PROVIDED RECORDS =
_ _ _
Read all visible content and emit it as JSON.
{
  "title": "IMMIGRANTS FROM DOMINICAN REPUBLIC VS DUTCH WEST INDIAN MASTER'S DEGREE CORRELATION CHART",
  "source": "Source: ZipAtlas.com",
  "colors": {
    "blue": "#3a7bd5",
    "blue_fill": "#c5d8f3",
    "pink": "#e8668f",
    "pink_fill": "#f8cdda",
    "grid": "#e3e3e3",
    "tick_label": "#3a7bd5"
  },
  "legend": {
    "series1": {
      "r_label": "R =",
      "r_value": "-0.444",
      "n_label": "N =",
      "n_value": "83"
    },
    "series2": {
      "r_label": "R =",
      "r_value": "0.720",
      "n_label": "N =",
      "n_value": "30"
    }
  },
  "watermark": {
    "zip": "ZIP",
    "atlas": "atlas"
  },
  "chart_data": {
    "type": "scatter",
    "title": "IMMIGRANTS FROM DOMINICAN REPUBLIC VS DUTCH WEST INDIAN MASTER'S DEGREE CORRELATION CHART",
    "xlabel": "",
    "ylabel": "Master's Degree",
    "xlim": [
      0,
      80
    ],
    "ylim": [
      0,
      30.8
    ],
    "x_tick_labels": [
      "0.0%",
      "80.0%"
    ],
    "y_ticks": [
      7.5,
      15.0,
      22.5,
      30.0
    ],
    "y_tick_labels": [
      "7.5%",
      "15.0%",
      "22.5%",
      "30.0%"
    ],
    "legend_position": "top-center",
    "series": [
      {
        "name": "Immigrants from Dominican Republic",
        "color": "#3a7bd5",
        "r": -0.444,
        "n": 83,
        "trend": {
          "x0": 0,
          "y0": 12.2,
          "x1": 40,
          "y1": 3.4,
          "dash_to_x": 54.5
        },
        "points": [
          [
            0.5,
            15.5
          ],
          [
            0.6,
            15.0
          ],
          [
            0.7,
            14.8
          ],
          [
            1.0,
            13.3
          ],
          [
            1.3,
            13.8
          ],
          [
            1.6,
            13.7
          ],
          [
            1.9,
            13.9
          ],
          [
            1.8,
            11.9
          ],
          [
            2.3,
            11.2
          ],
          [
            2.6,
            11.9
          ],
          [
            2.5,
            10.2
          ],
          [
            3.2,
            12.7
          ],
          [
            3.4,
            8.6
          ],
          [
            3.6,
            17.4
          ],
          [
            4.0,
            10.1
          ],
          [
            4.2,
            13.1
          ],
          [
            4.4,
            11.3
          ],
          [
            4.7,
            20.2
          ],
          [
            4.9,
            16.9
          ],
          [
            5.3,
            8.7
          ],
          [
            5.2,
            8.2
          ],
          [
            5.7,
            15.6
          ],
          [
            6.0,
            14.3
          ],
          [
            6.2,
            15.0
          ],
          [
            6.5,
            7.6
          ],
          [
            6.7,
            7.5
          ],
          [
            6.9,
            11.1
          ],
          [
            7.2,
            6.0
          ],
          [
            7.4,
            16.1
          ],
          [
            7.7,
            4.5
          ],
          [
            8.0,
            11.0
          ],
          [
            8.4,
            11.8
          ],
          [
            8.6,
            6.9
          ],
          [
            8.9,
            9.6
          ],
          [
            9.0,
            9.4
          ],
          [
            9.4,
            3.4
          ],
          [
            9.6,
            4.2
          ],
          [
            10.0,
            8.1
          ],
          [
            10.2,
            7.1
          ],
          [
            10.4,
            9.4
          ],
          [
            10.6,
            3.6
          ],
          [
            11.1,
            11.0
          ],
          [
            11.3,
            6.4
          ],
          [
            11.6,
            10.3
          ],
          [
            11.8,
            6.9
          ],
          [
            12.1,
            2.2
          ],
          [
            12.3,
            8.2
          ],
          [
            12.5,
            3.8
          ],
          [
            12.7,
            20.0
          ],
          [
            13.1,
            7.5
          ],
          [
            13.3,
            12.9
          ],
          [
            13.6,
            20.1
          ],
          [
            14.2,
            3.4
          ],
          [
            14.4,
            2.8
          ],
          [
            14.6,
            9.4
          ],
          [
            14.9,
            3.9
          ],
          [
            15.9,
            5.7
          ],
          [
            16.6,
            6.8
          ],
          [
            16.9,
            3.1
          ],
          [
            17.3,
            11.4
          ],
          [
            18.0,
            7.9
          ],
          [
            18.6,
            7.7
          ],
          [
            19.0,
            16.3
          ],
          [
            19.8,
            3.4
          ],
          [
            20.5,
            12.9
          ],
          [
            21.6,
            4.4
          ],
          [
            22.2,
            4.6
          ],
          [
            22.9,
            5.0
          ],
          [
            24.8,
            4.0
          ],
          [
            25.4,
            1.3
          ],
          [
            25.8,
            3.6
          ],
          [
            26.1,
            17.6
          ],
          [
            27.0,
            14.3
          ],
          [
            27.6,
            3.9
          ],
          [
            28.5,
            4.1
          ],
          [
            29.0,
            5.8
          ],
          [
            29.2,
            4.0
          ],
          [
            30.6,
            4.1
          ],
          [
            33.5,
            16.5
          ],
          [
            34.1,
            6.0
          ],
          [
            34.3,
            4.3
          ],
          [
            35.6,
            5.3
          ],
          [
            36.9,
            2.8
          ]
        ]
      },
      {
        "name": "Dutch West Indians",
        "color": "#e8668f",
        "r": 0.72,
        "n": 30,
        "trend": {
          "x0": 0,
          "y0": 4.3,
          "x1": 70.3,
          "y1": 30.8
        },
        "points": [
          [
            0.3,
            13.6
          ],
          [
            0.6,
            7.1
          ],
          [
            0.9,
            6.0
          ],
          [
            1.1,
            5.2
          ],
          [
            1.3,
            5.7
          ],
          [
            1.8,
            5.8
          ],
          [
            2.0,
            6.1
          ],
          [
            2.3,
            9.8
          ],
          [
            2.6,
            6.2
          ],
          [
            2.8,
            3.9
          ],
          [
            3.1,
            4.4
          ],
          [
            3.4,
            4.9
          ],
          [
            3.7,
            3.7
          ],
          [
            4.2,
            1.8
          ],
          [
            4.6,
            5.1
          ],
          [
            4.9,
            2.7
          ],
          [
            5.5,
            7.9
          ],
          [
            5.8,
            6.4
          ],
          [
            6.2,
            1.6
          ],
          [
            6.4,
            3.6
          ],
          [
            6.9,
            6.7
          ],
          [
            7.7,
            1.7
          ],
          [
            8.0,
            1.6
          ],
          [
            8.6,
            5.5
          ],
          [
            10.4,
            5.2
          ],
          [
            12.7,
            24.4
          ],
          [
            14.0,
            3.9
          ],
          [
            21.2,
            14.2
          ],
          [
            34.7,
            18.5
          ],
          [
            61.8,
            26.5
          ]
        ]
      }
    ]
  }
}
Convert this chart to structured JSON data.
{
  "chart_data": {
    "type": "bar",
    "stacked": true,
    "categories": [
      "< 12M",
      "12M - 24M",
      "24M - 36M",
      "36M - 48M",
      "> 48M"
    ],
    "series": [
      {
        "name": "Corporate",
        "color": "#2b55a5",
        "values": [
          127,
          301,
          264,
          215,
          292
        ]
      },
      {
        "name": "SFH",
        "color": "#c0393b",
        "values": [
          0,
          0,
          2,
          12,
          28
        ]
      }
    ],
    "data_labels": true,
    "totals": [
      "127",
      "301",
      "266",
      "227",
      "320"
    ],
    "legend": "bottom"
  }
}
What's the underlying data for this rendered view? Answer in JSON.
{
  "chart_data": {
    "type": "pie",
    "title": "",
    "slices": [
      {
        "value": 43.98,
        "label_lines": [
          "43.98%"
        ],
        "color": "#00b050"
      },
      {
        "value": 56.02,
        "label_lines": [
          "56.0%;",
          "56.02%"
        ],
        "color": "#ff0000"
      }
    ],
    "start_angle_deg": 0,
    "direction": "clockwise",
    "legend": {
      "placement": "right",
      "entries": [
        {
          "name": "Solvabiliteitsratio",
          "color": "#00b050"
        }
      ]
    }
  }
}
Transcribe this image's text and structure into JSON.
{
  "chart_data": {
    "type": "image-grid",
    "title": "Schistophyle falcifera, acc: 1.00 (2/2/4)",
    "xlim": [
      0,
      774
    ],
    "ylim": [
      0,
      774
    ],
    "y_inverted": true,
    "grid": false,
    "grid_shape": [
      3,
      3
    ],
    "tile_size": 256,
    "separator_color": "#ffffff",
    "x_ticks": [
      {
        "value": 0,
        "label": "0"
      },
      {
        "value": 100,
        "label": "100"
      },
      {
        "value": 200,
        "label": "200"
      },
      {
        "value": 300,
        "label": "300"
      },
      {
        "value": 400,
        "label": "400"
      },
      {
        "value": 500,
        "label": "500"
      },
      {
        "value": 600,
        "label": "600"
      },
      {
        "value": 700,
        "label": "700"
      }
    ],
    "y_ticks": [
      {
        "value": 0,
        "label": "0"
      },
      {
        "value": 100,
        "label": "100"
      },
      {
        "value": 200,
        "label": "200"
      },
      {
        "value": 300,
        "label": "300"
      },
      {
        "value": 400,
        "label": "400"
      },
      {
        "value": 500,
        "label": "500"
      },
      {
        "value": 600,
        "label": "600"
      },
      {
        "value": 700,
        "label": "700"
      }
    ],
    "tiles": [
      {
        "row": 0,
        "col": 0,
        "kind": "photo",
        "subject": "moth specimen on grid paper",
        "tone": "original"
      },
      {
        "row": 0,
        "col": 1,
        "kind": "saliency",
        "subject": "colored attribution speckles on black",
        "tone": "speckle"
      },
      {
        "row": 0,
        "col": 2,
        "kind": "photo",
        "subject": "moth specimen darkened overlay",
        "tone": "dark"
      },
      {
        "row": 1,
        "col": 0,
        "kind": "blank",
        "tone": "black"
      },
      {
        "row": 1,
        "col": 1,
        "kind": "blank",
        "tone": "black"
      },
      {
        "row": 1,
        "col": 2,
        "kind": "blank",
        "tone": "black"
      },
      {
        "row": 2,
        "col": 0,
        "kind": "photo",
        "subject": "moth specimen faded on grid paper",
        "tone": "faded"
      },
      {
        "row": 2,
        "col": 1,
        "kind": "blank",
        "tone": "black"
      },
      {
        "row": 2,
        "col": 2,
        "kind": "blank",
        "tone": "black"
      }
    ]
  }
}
_ _ _
WHAT THE EXERCISE ASKS = Out of the material above, select every line that holds the string "name".

EXERCISE RESULT =
        "name": "Immigrants from Dominican Republic",
        "name": "Dutch West Indians",
        "name": "Corporate",
        "name": "SFH",
          "name": "Solvabiliteitsratio",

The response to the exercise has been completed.